— Extract to read —
# # #

Thursday, January 31, 2008

Statistical significance of homogenization

To see if any of my homogenization experiments are actually meaningful, it's important to check for statistical significance. I first used a standard paired t-test to compare the pair-wise distances between songs, hubness values, and r-precision values for each song obtained for both homogenization methods. And I made a table.

homo by dist

p-values

t-test

30-thresh25-thresh20-thresh15-thresh

dist0000

hubness1111

r-precision0.35320.032~0~0


homo by activation

p-values

t-test

-110-thresh-100-thresh-90-thresh-80-thresh

dist ~0 ~0~0~0

hubness1111

r-precision0.10630.3980.017~0


We see that all of the song-to-song distances are significantly changed by homogenization.
The r-precision values are more mixed. For the distance-based method, only the highest threshold (the one with the least affect) was not significantly changed. For the activation-based method, only the lowest two thresholds are significant. This means our only hope at improvement (activation homogenization at a -100 threshold) does not have statistically large enough lead to mean anything. Oh well.

# # #

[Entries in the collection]
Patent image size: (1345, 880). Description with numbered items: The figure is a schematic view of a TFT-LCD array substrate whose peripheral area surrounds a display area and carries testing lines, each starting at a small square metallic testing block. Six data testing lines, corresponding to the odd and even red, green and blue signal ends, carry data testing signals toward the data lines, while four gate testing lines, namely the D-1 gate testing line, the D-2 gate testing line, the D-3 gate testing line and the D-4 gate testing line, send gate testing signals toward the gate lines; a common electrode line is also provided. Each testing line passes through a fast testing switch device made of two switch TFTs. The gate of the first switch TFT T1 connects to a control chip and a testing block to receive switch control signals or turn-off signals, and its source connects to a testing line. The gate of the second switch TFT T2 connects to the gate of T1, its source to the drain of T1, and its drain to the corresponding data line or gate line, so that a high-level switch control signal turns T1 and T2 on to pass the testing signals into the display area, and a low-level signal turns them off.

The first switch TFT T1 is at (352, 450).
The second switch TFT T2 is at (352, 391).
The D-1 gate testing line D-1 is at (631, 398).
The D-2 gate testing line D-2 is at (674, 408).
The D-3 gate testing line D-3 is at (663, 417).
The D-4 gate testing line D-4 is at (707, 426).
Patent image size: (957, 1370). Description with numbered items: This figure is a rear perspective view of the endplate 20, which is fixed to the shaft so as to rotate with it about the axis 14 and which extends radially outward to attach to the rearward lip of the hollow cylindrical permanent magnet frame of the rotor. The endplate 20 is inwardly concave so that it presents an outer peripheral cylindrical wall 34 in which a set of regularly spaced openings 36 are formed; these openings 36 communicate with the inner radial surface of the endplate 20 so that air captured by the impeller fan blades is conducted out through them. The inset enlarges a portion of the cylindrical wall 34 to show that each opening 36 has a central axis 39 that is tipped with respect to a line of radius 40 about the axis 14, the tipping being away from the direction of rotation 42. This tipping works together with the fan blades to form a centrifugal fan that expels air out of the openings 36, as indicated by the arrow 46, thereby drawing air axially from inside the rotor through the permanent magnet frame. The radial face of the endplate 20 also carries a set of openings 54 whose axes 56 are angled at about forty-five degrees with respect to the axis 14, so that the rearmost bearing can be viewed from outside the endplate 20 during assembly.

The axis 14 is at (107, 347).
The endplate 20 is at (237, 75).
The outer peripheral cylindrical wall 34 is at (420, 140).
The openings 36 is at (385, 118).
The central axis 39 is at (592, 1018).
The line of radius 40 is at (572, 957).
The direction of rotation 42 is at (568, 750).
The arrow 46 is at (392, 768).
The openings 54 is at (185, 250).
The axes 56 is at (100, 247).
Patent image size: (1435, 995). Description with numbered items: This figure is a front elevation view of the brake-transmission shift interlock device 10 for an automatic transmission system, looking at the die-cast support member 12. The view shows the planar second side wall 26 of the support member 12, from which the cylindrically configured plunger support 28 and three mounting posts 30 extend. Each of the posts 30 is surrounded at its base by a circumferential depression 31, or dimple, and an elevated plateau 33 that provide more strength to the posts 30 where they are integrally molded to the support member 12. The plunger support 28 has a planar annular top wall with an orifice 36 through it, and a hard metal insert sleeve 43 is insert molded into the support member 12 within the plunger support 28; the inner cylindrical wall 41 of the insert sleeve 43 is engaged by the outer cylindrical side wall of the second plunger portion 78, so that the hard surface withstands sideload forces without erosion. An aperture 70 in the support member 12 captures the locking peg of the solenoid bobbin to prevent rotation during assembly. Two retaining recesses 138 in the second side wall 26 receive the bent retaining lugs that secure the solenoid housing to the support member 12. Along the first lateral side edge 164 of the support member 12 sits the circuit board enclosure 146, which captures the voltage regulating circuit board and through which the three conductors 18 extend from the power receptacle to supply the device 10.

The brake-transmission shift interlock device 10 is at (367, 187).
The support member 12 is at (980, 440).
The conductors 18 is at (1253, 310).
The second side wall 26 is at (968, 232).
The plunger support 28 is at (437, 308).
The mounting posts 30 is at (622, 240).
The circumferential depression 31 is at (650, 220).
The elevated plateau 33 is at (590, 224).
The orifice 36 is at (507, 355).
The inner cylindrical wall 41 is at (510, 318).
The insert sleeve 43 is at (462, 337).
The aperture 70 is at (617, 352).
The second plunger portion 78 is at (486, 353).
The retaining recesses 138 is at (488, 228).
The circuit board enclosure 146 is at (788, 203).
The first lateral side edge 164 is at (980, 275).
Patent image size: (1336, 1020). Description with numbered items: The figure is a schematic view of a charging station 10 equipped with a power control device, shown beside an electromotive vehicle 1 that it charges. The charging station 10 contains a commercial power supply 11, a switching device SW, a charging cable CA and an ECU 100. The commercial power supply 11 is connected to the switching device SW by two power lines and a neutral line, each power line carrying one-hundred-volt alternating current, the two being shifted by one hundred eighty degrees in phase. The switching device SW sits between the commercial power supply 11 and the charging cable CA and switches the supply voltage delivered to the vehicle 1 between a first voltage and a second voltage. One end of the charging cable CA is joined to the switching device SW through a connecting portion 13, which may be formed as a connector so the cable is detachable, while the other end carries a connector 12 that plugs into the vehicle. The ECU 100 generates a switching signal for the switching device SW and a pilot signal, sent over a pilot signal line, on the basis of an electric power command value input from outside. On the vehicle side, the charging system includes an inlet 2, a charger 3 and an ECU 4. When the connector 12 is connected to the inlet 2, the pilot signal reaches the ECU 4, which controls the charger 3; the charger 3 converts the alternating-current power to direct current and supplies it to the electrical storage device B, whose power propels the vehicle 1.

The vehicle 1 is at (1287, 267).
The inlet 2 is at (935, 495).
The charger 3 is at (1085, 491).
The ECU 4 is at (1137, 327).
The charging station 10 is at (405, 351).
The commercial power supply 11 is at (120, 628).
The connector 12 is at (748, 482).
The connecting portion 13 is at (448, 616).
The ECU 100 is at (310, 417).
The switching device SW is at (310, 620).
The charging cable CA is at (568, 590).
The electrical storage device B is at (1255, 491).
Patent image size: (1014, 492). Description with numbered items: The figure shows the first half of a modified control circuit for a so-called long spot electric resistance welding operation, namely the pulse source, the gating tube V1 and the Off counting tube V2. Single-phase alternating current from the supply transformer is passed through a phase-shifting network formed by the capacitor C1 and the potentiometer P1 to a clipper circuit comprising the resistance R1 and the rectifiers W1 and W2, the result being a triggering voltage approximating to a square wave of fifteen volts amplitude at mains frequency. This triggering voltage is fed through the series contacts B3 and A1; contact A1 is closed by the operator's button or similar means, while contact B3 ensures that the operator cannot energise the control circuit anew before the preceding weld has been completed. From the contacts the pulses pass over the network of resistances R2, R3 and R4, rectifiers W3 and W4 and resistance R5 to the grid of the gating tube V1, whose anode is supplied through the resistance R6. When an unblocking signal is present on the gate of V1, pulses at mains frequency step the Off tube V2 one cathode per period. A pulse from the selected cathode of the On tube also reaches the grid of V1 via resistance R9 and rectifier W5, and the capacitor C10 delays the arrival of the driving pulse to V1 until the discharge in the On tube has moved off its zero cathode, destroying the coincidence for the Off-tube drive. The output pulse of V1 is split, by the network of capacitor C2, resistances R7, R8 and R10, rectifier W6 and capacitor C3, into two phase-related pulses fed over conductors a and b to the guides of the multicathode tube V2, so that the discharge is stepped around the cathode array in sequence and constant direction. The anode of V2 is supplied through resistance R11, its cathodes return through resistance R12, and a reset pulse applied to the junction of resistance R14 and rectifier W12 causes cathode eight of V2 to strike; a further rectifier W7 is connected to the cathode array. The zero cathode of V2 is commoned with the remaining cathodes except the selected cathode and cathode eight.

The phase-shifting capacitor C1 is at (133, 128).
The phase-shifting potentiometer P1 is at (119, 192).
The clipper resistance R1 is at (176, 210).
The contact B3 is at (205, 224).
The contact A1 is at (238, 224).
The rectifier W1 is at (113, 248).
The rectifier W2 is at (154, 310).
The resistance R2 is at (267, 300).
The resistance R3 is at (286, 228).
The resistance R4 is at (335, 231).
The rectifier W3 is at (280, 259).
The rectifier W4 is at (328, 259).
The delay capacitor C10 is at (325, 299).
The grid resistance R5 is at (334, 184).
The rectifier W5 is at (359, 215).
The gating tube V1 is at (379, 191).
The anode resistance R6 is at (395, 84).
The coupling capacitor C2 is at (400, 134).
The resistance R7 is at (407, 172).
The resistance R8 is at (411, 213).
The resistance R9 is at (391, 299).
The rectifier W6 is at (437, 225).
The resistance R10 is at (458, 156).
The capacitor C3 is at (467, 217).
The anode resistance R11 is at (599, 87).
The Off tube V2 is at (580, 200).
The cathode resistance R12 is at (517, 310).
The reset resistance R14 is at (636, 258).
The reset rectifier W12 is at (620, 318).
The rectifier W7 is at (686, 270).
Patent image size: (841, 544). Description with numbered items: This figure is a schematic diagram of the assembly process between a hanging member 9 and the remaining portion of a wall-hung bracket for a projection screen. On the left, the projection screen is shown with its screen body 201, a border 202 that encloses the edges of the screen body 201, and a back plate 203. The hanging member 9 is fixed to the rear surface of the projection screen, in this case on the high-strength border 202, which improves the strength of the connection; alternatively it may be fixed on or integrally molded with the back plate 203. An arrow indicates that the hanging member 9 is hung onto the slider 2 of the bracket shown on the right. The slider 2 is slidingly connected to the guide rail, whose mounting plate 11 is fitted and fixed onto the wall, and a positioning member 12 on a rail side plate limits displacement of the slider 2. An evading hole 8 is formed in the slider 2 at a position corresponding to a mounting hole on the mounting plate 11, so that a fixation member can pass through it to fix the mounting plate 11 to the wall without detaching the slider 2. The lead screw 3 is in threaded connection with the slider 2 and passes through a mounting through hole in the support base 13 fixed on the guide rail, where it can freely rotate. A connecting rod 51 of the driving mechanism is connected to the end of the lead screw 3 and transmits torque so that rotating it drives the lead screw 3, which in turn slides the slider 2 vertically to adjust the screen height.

# # #

— Actions to take —
A. In the rows, change "peripheral area" to "non-display area" from the first row up to and including the row containing "The D-3 gate testing line D-3", leaving everything else as it stands. Return only those rows.
B. Write what comes next in the post on the statistical significance of homogenization, starting right after its final sentence.
The blog post and the rows are unrelated to each other.

— Results of the exercise —
A.
Patent image size: (1345, 880). Description with numbered items: The figure is a schematic view of a TFT-LCD array substrate whose non-display area surrounds a display area and carries testing lines, each starting at a small square metallic testing block. Six data testing lines, corresponding to the odd and even red, green and blue signal ends, carry data testing signals toward the data lines, while four gate testing lines, namely the D-1 gate testing line, the D-2 gate testing line, the D-3 gate testing line and the D-4 gate testing line, send gate testing signals toward the gate lines; a common electrode line is also provided. Each testing line passes through a fast testing switch device made of two switch TFTs. The gate of the first switch TFT T1 connects to a control chip and a testing block to receive switch control signals or turn-off signals, and its source connects to a testing line. The gate of the second switch TFT T2 connects to the gate of T1, its source to the drain of T1, and its drain to the corresponding data line or gate line, so that a high-level switch control signal turns T1 and T2 on to pass the testing signals into the display area, and a low-level signal turns them off.

The first switch TFT T1 is at (352, 450).
The second switch TFT T2 is at (352, 391).
The D-1 gate testing line D-1 is at (631, 398).
The D-2 gate testing line D-2 is at (674, 408).
The D-3 gate testing line D-3 is at (663, 417).

B.
The reason we see no significance in the hubness with the t-test is that it's a constant sum measure, so all of the changes will cancel out and the mean remains the same (in fact, equals the number of occurances we observe, in this case 100). This way our null hypothesis of a zero mean difference distribution will always be true.
Looking at the distributions of hubness differences (dist, act) , it seems they aren't really normal: some seem to have a marked skew. A better significance test for hubness change is the Wilcoxon signed-rank test, where the null hypothesis is that the median difference between pairs is zero. More tables!

homo by dist

p-values

signed-rank-test

30-thresh25-thresh20-thresh15-thresh

dist0000

hubness~0~00.00490.8251

r-precision0.2710.0112~0~0


homo by activation

p-values

signed-rank-test

-110-thresh-100-thresh-90-thresh-80-thresh

dist0000

hubness0.0045~00.04750.3494

r-precision0.22580.16020.057~0


Now, we see some significance. For the distance-based method, the top three thresholds have seemingly small difference medians (2, 2, and 1, meaning the homogenization decreased the median song's occurances by 2, 2, and 1 occurances, respectively) but large enough to be significant. The top three thresholds for the activation-based method were also significant (with 95% confidence). This is encouraging, but the changes are still small.

I'd love to hear any suggestions or complaints; my stats skills are admittedly a little rusty.

Wednesday, January 30, 2008

Homogenization by activation

There was an arguably small improvement in hubness and a decline in r-precision when homogenizing GMM's by distance from their global centroid. Since we saw early on that there are frames in the "activation-gram" that show certain components are only active (i.e. likely to represent a sample) for a relative small number of frames, why not base the homogenization criterion on the activation itself, instead of an indirect correlate?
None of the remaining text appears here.